*What you have to do*
Go through the entries below and copy each line containing the word "Configuration".

*Listing*
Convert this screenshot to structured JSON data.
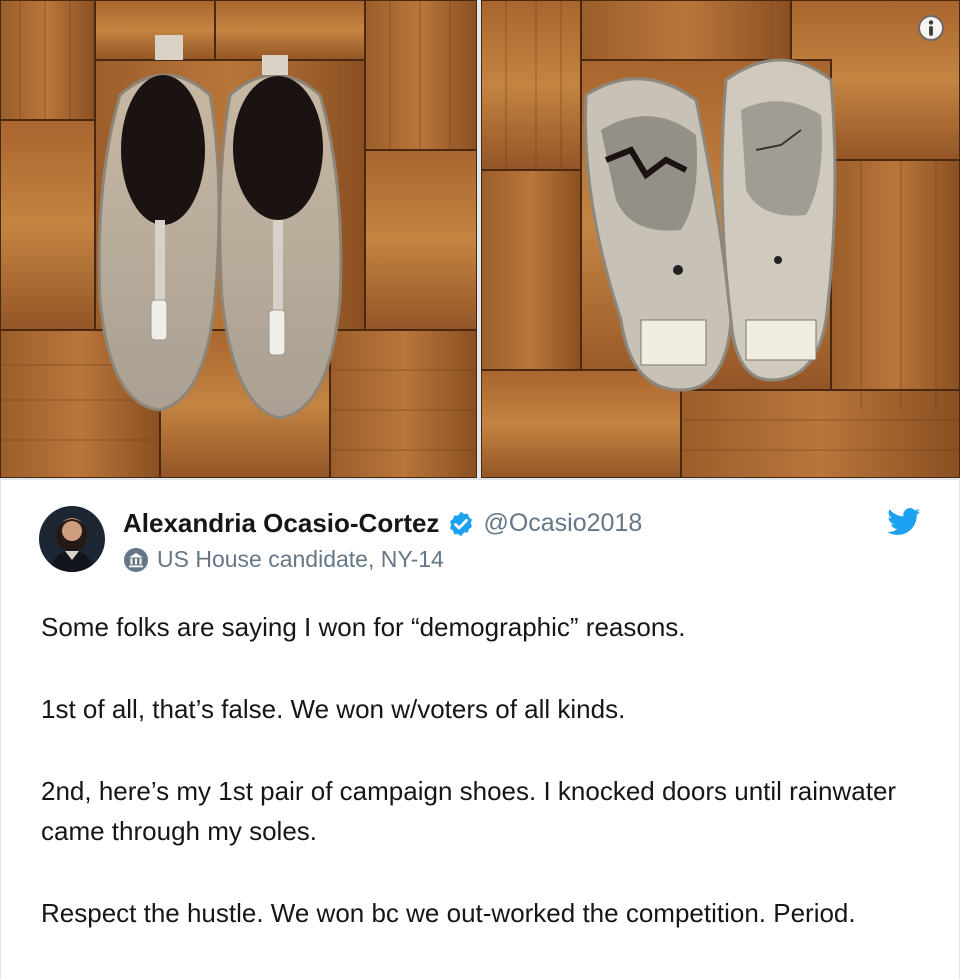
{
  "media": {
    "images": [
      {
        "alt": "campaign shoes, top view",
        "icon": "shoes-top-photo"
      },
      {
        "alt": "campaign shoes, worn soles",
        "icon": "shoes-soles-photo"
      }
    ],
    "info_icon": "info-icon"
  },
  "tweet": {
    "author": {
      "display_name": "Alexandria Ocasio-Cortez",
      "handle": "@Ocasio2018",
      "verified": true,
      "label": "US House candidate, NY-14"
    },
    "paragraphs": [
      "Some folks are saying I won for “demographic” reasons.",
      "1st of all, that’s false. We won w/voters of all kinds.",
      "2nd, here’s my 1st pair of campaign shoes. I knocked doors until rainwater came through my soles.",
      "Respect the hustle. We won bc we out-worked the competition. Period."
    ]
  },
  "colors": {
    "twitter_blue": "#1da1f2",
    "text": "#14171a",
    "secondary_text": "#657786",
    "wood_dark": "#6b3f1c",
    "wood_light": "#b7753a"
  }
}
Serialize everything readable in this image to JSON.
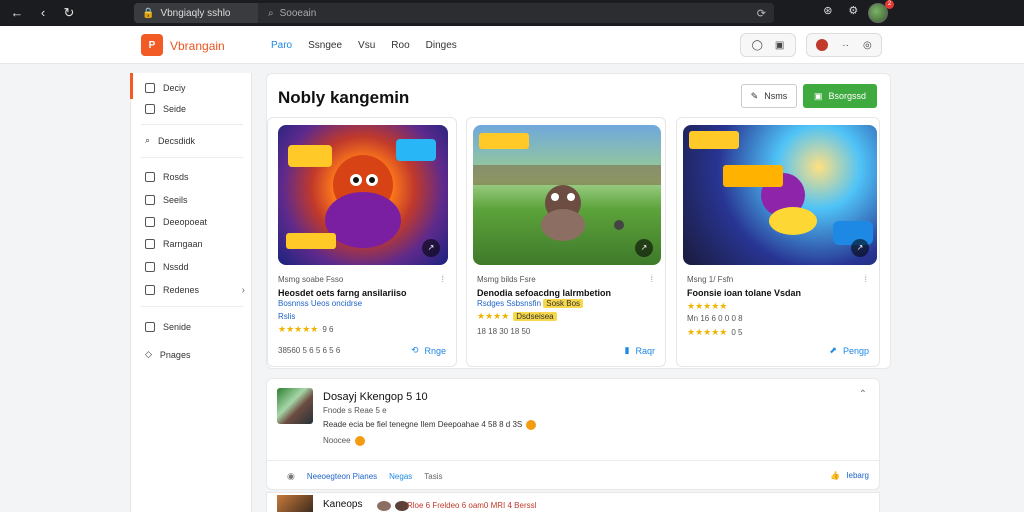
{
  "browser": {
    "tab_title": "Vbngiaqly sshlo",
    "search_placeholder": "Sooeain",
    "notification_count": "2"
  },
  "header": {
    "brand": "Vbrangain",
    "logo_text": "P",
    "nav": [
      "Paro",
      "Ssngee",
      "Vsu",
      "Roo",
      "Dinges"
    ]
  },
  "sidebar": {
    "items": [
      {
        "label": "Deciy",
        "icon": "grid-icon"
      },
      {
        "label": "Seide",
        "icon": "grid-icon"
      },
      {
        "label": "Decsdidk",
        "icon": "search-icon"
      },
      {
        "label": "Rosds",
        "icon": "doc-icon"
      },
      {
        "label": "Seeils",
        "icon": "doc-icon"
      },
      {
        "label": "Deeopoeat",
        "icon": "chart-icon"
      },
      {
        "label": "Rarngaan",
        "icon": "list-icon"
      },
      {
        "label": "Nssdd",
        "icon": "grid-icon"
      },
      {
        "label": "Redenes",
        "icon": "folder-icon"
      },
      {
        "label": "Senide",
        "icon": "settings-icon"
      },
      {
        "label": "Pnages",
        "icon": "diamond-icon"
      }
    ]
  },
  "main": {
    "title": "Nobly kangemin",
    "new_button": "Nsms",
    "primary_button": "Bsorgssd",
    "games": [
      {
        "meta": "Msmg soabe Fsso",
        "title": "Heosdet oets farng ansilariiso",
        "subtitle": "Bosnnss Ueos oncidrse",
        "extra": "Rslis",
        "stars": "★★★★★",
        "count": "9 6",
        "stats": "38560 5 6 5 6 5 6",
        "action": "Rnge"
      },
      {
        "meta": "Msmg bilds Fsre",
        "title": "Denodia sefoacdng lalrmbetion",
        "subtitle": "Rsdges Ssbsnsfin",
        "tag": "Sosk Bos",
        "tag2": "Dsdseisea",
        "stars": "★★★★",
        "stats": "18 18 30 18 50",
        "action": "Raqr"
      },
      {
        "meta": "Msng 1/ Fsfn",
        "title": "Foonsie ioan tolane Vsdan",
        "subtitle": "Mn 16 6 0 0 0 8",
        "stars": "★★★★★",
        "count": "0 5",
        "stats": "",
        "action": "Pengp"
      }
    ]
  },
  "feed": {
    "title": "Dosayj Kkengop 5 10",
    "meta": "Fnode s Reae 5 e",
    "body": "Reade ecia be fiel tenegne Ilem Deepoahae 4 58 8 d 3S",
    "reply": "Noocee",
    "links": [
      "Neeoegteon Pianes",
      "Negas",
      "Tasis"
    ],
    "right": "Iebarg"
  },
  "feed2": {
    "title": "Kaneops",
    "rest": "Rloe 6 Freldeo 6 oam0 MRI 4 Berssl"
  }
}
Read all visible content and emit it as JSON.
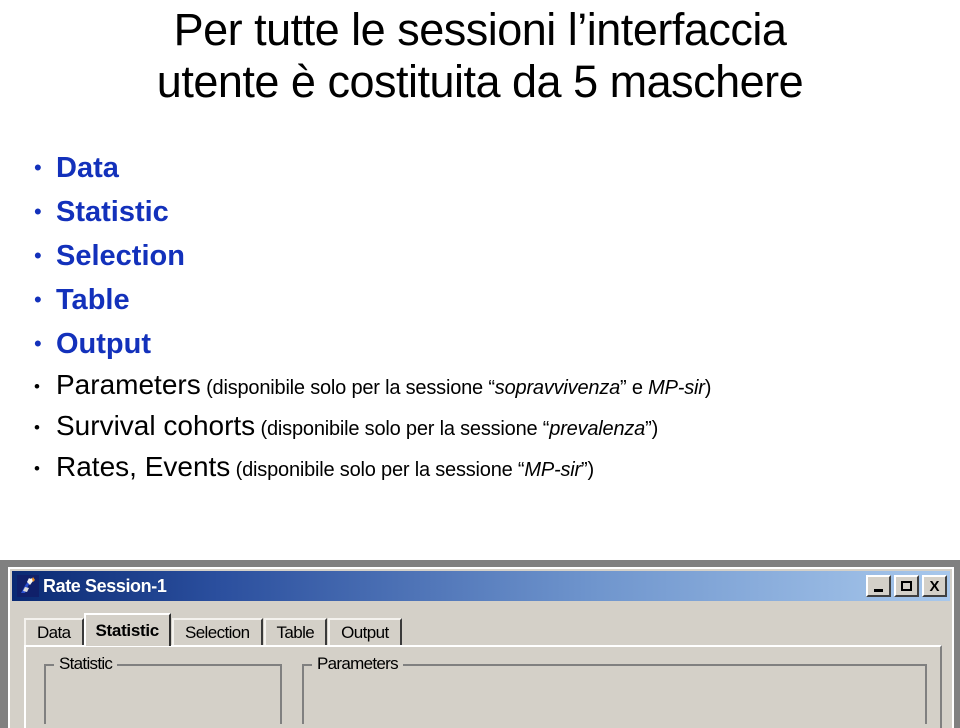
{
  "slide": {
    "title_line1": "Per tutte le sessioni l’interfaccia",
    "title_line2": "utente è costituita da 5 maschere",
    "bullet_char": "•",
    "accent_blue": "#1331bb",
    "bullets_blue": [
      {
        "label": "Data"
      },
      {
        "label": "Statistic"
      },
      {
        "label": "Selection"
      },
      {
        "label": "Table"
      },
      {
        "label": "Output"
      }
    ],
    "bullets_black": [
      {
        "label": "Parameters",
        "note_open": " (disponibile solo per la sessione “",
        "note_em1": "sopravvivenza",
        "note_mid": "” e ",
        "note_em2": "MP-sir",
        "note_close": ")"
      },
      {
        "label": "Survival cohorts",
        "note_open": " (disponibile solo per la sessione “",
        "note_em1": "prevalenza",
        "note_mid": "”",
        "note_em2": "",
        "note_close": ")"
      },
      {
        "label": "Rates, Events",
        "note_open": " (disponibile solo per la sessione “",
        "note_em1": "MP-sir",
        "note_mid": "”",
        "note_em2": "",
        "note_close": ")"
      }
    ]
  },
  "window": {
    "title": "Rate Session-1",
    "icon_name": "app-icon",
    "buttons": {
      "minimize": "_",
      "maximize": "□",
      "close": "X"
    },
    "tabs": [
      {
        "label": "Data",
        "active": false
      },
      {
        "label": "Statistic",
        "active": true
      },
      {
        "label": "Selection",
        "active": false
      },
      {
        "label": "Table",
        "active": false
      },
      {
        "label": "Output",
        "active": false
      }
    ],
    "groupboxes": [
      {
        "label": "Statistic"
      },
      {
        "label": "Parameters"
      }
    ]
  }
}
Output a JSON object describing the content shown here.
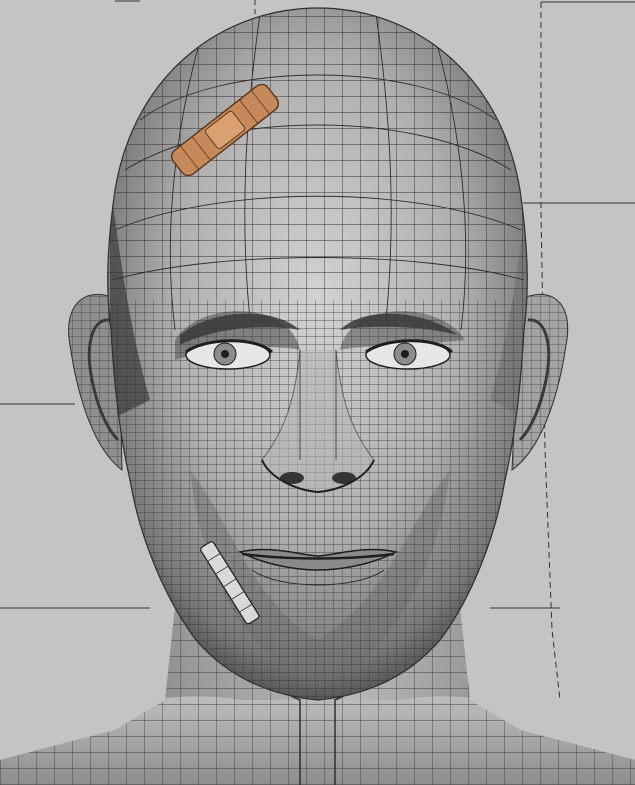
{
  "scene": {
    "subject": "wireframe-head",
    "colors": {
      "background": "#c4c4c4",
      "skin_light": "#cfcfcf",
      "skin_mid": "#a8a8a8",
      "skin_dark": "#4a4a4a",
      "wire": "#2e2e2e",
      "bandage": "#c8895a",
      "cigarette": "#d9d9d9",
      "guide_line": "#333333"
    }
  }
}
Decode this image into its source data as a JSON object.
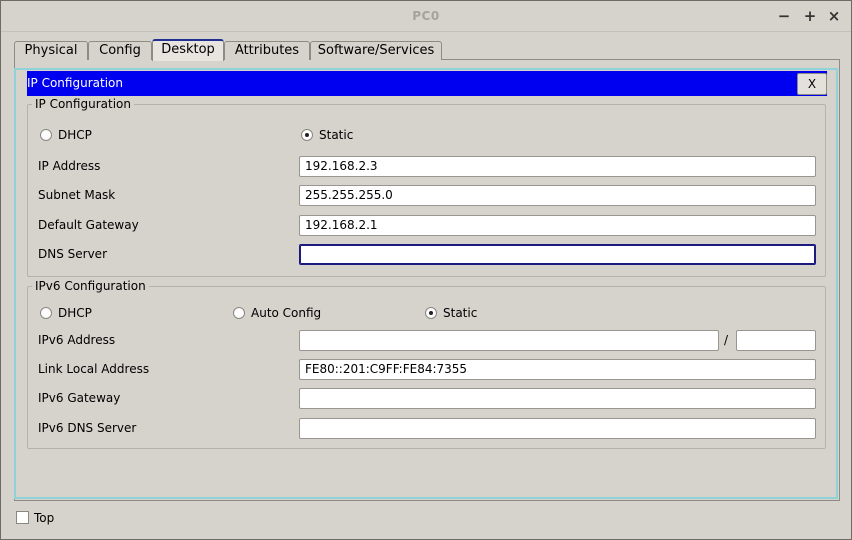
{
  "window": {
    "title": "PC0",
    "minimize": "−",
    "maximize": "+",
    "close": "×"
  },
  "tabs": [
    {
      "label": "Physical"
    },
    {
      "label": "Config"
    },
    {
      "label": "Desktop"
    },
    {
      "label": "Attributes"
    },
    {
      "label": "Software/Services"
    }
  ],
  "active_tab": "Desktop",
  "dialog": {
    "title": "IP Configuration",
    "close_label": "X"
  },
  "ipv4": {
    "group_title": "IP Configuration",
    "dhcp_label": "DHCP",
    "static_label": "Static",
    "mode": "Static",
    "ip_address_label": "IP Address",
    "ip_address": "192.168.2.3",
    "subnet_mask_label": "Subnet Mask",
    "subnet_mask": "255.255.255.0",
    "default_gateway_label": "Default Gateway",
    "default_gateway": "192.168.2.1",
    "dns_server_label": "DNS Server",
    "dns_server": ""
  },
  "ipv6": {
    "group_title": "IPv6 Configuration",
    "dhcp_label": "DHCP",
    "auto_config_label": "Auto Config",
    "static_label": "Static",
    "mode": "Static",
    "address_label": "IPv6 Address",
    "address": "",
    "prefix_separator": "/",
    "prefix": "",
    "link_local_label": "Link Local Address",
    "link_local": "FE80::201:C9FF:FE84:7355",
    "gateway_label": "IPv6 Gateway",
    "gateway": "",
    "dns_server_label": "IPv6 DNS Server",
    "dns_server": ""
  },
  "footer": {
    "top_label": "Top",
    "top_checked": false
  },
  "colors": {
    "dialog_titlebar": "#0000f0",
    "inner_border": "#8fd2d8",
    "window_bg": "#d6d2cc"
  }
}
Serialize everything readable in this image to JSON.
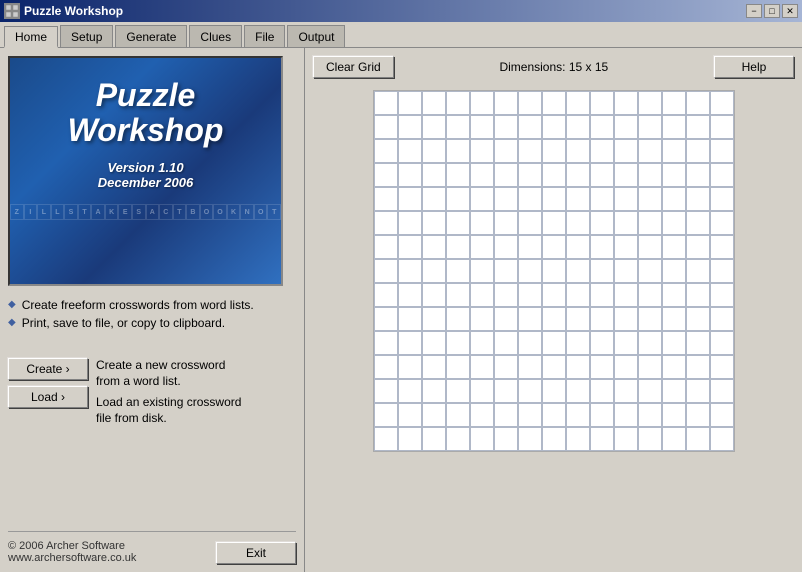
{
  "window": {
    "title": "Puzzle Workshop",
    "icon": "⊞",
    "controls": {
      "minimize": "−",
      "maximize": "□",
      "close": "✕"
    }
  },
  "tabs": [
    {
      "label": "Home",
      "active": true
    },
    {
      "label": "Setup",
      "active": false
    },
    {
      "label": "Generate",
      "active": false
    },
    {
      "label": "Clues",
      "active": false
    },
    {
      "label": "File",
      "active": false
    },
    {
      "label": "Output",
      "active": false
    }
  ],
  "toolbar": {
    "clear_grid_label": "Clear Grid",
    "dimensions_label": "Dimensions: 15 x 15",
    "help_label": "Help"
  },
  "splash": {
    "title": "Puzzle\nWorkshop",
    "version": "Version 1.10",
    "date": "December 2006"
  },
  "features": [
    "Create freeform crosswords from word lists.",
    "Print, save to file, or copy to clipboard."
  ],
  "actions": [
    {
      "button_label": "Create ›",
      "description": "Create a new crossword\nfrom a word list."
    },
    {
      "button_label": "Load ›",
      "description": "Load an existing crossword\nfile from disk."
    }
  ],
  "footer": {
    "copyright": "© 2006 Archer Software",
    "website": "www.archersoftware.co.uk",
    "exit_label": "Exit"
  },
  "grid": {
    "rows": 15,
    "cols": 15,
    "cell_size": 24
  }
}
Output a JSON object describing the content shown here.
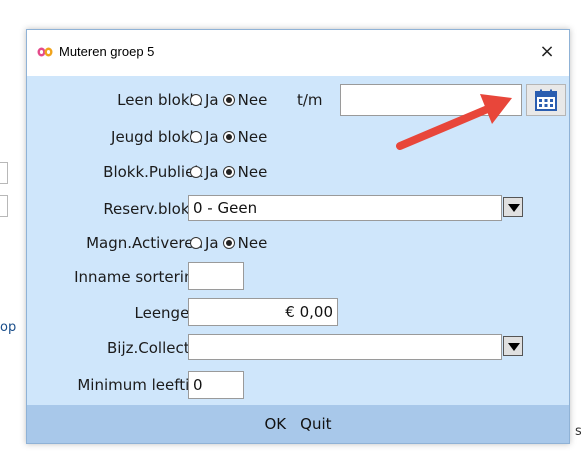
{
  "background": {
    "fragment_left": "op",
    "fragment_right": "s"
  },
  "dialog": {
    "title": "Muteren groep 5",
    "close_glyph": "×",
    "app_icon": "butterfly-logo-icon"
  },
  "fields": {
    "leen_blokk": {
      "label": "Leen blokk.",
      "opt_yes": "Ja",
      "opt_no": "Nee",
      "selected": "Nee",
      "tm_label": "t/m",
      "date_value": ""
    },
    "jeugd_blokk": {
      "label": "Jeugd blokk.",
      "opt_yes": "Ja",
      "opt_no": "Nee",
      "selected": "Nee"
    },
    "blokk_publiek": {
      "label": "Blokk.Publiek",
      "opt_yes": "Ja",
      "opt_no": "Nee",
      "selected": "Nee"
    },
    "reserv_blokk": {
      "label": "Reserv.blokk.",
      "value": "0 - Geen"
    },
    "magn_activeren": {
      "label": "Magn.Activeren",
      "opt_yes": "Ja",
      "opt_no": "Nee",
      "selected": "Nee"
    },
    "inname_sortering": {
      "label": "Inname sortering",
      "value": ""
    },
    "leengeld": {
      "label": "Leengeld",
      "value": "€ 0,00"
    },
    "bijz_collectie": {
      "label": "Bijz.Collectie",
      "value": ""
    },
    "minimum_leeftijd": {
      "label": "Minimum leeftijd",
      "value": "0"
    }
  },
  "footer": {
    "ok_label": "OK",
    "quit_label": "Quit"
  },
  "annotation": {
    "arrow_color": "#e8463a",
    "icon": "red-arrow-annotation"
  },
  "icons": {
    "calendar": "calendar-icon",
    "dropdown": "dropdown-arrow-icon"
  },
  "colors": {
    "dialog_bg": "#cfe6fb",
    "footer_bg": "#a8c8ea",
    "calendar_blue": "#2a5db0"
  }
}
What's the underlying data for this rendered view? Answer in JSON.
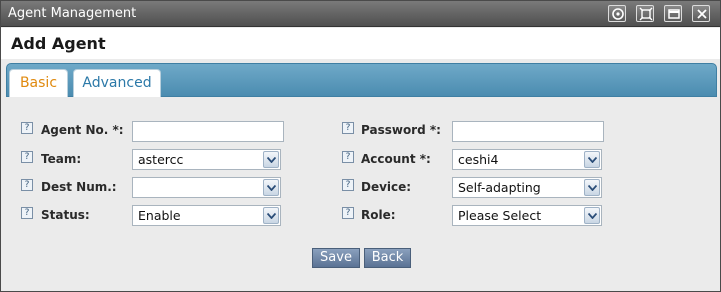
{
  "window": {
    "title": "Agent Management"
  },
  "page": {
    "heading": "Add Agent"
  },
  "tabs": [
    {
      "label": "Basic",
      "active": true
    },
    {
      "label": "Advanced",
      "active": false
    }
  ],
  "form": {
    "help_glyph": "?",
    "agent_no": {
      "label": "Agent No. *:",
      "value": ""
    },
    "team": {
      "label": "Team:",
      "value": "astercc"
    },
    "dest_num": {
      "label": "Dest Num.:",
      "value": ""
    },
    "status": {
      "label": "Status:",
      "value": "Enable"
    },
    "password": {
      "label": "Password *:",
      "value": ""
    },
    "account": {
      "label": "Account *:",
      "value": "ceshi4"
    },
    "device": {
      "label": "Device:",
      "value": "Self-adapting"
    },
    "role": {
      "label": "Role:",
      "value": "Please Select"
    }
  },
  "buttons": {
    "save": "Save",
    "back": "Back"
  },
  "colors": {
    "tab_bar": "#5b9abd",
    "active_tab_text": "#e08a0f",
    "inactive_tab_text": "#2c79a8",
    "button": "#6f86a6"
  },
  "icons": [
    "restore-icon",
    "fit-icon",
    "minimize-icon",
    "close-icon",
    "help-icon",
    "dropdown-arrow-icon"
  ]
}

*The response*
    "title": "IP Configuration",
    "group_title": "IP Configuration",
    "group_title": "IPv6 Configuration",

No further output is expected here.